_Work to be completed_
Scan the data below. Pull out each line where "detached" occurs.

_Extracted information_

_ _ _ _ _

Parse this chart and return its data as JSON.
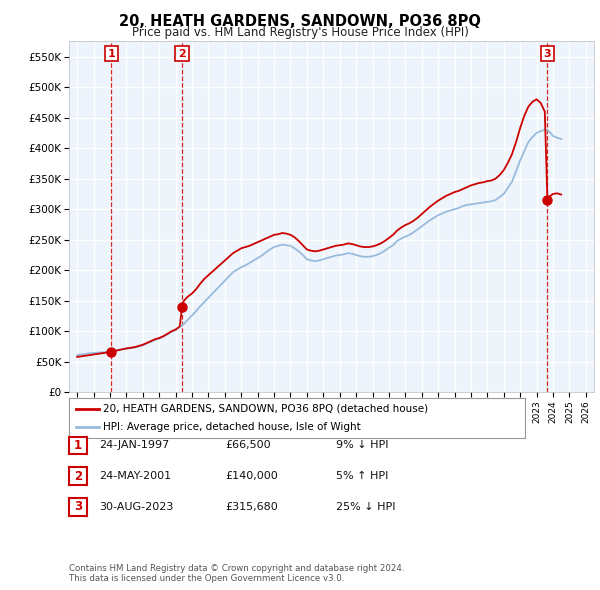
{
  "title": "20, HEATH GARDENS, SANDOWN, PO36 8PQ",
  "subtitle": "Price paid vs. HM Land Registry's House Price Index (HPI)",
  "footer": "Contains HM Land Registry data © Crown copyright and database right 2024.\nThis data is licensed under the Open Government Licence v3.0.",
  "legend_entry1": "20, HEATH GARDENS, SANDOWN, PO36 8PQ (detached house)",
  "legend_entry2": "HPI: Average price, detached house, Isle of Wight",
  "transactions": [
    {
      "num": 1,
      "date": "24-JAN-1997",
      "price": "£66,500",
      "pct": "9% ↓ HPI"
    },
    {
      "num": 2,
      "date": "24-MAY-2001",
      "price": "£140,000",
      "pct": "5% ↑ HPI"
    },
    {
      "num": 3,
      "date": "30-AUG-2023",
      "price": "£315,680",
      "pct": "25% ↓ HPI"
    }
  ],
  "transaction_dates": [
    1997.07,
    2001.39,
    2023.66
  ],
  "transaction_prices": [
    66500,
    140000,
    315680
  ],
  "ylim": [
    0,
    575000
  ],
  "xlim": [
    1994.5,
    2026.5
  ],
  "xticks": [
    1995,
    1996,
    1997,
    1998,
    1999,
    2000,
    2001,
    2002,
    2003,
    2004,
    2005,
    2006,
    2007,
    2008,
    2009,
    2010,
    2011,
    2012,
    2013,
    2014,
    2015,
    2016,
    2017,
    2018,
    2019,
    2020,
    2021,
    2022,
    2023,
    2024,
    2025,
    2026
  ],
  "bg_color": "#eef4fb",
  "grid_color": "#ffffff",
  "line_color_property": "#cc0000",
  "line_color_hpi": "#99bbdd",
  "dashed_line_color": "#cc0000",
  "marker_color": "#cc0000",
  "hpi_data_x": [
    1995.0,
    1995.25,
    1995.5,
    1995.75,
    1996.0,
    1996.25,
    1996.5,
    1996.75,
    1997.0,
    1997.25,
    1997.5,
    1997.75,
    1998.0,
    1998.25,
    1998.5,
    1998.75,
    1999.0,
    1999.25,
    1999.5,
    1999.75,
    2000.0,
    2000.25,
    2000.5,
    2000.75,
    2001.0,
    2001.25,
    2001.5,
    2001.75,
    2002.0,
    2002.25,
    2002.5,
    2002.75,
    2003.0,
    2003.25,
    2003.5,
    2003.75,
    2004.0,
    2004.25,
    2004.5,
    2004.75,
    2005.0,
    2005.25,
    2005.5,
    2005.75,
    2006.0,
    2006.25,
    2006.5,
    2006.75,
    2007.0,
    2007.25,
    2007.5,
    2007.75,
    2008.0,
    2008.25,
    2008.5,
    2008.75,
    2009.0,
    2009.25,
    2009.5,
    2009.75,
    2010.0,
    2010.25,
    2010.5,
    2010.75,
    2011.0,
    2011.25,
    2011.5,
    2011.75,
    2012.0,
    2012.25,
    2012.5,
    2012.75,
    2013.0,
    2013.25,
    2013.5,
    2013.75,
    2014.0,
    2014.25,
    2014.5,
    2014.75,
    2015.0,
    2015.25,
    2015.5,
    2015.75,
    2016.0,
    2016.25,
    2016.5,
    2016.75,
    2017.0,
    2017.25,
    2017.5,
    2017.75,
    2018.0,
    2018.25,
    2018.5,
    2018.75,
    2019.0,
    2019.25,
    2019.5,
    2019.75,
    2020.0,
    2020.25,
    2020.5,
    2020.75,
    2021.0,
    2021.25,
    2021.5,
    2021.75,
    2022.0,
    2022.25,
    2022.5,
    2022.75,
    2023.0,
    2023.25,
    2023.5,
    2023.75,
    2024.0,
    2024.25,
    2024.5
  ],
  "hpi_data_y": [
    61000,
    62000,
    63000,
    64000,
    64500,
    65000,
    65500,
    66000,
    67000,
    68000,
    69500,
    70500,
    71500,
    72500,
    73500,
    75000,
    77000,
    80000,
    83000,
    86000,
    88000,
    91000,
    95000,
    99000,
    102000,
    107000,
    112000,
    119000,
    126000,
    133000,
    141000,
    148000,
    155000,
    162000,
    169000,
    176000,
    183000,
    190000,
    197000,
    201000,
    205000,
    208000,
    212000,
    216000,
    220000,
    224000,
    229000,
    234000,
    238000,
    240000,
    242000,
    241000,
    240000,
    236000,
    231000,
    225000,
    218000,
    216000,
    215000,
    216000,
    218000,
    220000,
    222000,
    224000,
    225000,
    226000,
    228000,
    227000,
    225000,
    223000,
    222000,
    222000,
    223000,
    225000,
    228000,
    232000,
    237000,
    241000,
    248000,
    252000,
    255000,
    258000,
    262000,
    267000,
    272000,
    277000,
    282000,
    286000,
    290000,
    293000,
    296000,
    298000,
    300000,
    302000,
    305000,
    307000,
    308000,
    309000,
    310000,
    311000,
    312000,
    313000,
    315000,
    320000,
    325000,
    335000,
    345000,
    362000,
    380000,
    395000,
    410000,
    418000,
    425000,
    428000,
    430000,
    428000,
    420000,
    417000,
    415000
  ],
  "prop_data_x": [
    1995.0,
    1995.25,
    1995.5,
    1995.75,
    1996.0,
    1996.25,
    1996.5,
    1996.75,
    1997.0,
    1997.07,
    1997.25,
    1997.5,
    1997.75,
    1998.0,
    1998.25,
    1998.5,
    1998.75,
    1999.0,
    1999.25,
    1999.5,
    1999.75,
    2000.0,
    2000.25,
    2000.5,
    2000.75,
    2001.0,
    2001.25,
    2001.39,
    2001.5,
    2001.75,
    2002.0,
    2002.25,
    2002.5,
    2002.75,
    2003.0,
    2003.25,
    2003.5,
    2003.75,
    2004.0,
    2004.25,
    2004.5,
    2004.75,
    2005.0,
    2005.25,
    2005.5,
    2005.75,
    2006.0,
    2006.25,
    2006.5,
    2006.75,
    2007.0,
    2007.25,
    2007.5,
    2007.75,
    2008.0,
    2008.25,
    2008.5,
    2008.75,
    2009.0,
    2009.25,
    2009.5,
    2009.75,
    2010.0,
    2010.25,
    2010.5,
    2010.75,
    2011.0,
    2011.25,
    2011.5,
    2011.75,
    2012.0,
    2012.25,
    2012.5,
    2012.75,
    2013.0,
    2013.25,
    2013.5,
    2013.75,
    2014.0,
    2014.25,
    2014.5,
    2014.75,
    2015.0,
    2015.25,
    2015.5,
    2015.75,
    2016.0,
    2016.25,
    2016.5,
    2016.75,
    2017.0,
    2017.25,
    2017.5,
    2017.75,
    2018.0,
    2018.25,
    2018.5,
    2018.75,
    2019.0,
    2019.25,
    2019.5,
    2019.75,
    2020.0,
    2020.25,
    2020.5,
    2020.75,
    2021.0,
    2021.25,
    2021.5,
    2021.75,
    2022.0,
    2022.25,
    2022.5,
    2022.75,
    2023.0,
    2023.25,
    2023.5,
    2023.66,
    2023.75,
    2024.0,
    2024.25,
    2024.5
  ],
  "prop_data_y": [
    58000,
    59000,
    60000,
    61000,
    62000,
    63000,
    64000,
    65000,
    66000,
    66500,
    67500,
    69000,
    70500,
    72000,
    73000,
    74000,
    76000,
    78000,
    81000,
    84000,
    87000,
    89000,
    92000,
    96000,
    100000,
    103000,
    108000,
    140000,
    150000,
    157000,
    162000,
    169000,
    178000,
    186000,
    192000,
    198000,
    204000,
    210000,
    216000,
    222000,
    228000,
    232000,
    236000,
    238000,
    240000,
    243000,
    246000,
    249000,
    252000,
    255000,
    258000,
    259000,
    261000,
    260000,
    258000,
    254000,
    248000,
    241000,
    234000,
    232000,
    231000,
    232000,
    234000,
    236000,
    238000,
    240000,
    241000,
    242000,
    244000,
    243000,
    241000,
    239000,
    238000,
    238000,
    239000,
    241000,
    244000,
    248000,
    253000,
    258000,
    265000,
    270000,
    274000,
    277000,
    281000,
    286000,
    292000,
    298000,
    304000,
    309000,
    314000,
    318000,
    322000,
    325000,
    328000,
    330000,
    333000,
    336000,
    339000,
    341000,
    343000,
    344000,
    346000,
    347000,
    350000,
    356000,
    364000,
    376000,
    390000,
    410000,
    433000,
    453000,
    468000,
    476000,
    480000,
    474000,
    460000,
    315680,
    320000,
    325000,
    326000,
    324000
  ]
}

_ _ _ _ _

_Task solution_
  "legend_entry1": "20, HEATH GARDENS, SANDOWN, PO36 8PQ (detached house)",
  "legend_entry2": "HPI: Average price, detached house, Isle of Wight",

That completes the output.